=== EXERCISE TASK ===
Return every record below exactly as written, but leave out the pictures.

=== Entries taken from a collection ===
====
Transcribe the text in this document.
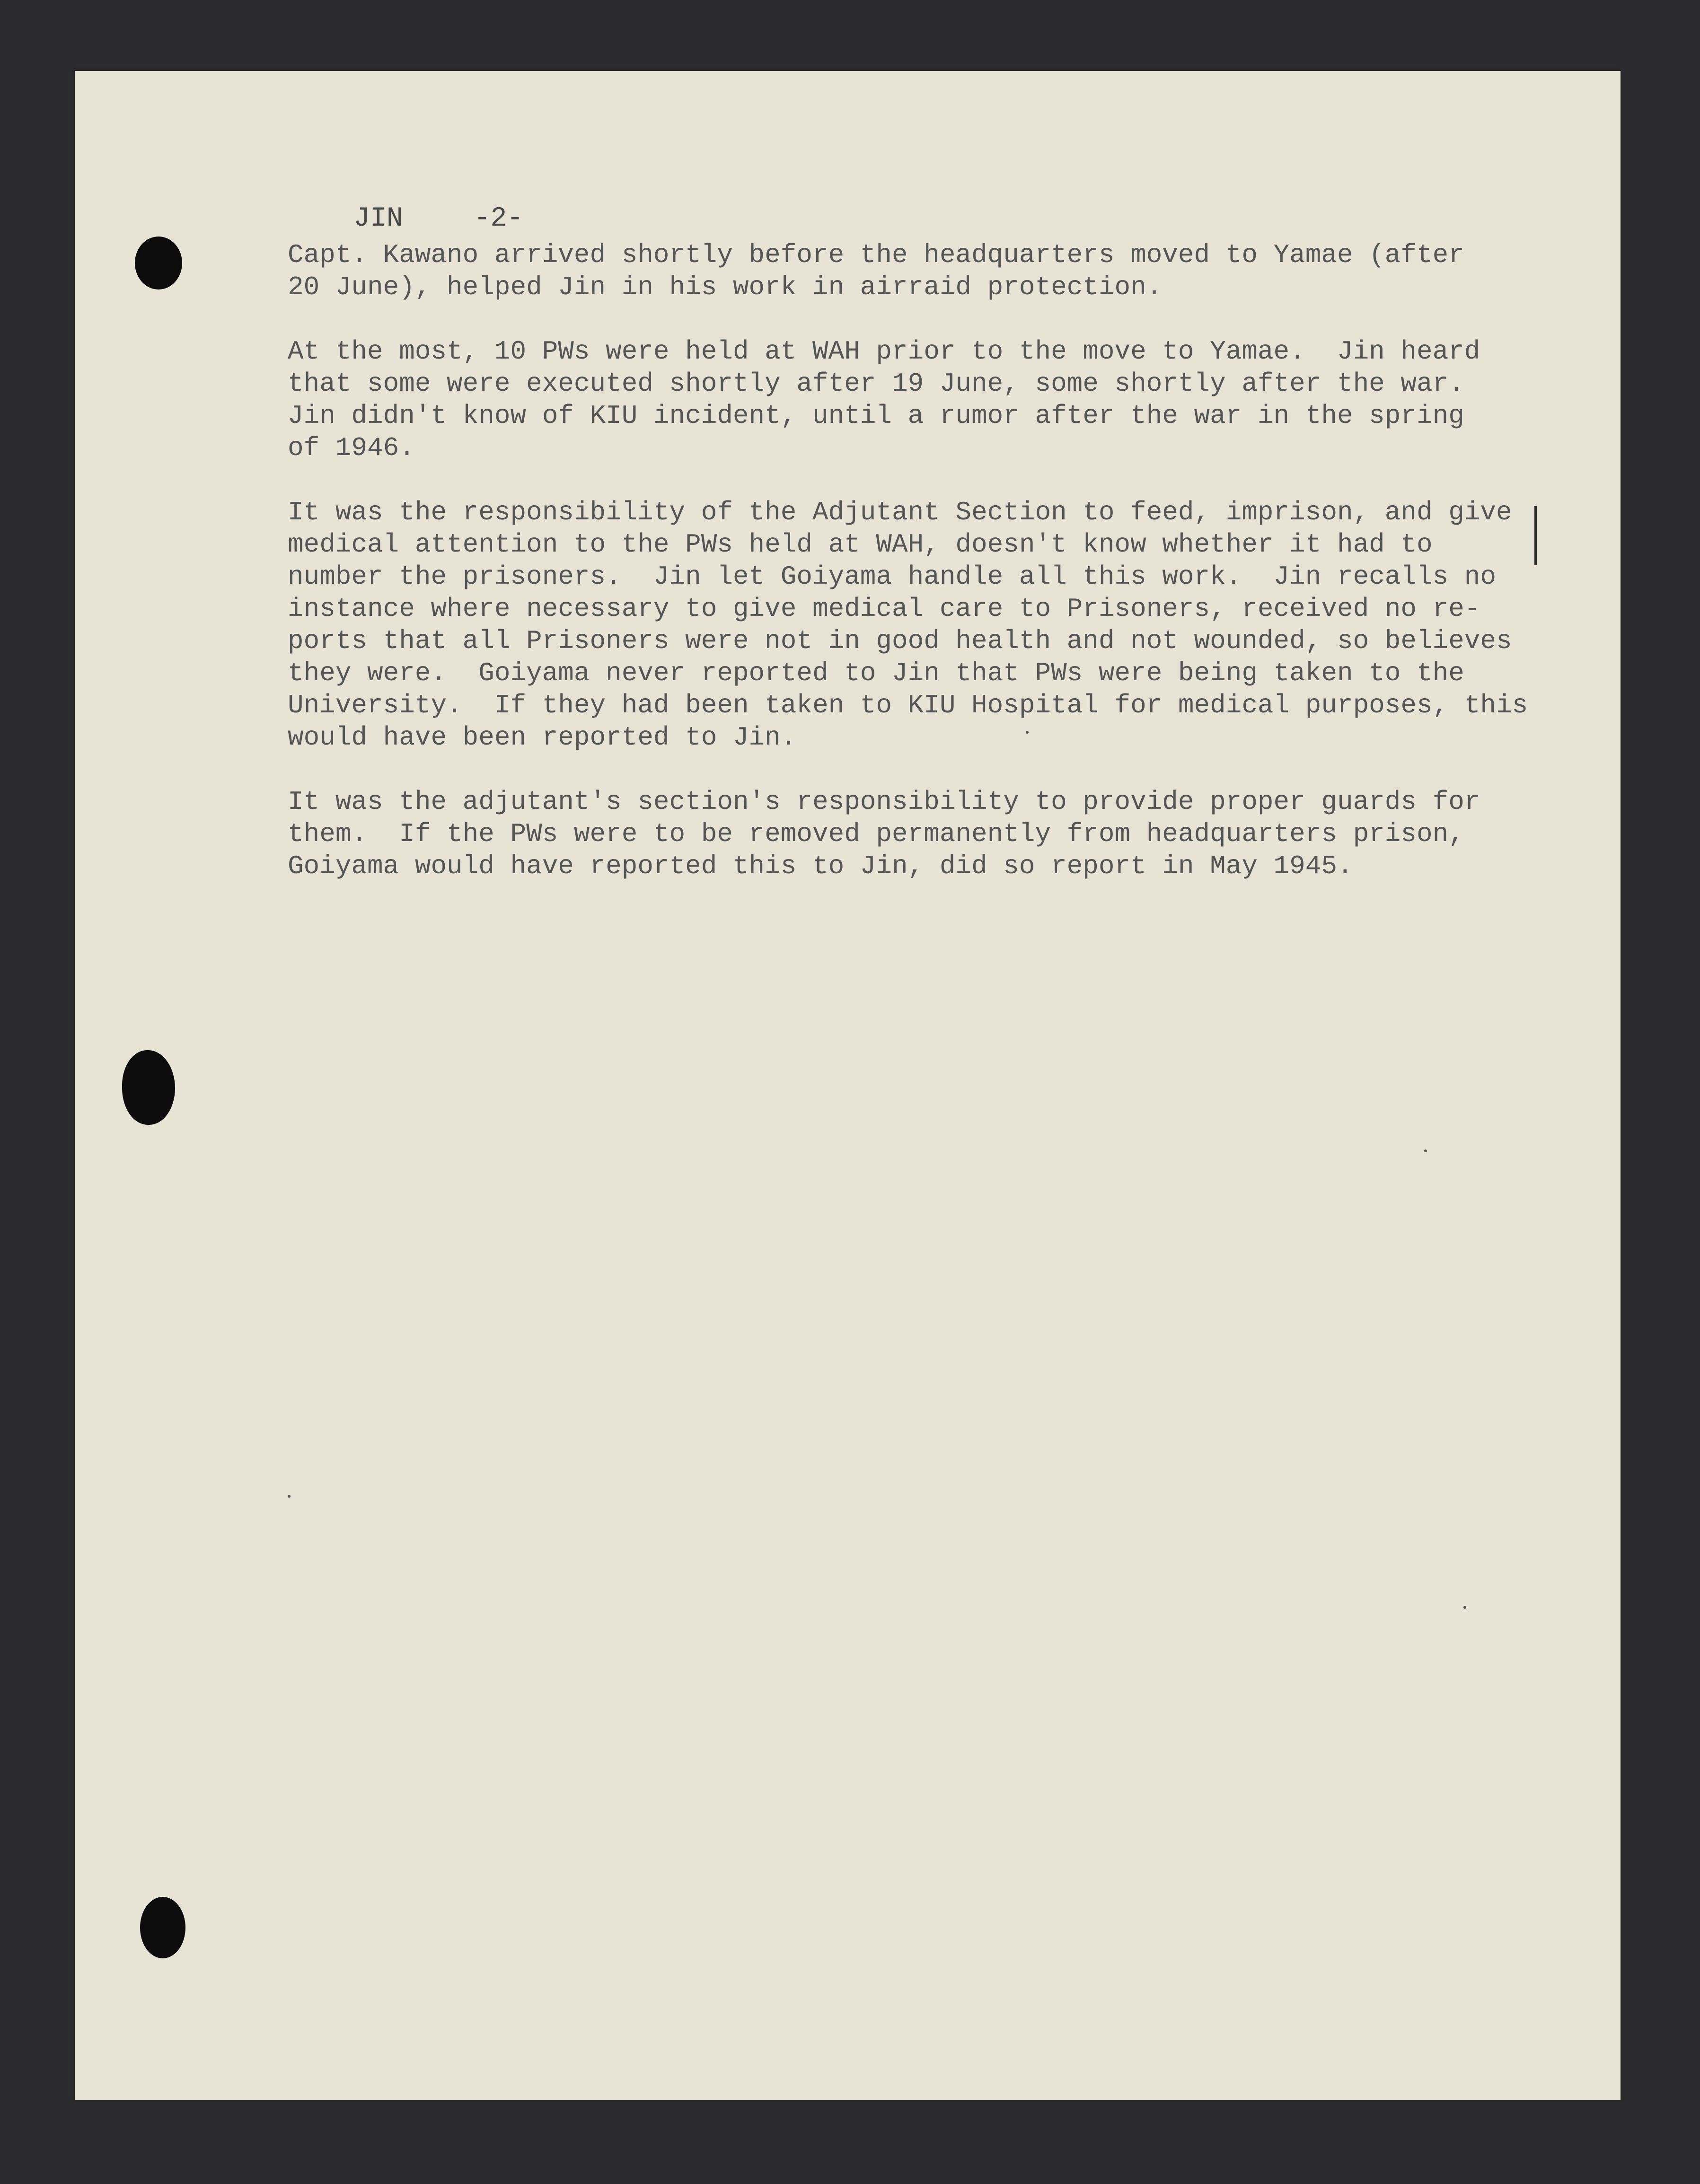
JIN	-2-

Capt. Kawano arrived shortly before the headquarters moved to Yamae (after
20 June), helped Jin in his work in airraid protection.
At the most, 10 PWs were held at WAH prior to the move to Yamae.  Jin heard
that some were executed shortly after 19 June, some shortly after the war.
Jin didn't know of KIU incident, until a rumor after the war in the spring
of 1946.
It was the responsibility of the Adjutant Section to feed, imprison, and give
medical attention to the PWs held at WAH, doesn't know whether it had to
number the prisoners.  Jin let Goiyama handle all this work.  Jin recalls no
instance where necessary to give medical care to Prisoners, received no re-
ports that all Prisoners were not in good health and not wounded, so believes
they were.  Goiyama never reported to Jin that PWs were being taken to the
University.  If they had been taken to KIU Hospital for medical purposes, this
would have been reported to Jin.
It was the adjutant's section's responsibility to provide proper guards for
them.  If the PWs were to be removed permanently from headquarters prison,
Goiyama would have reported this to Jin, did so report in May 1945.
====
=== TASK ANSWER ===
Transcribe the text in this document.
JIN	-2-

Capt. Kawano arrived shortly before the headquarters moved to Yamae (after
20 June), helped Jin in his work in airraid protection.
At the most, 10 PWs were held at WAH prior to the move to Yamae.  Jin heard
that some were executed shortly after 19 June, some shortly after the war.
Jin didn't know of KIU incident, until a rumor after the war in the spring
of 1946.
It was the responsibility of the Adjutant Section to feed, imprison, and give
medical attention to the PWs held at WAH, doesn't know whether it had to
number the prisoners.  Jin let Goiyama handle all this work.  Jin recalls no
instance where necessary to give medical care to Prisoners, received no re-
ports that all Prisoners were not in good health and not wounded, so believes
they were.  Goiyama never reported to Jin that PWs were being taken to the
University.  If they had been taken to KIU Hospital for medical purposes, this
would have been reported to Jin.
It was the adjutant's section's responsibility to provide proper guards for
them.  If the PWs were to be removed permanently from headquarters prison,
Goiyama would have reported this to Jin, did so report in May 1945.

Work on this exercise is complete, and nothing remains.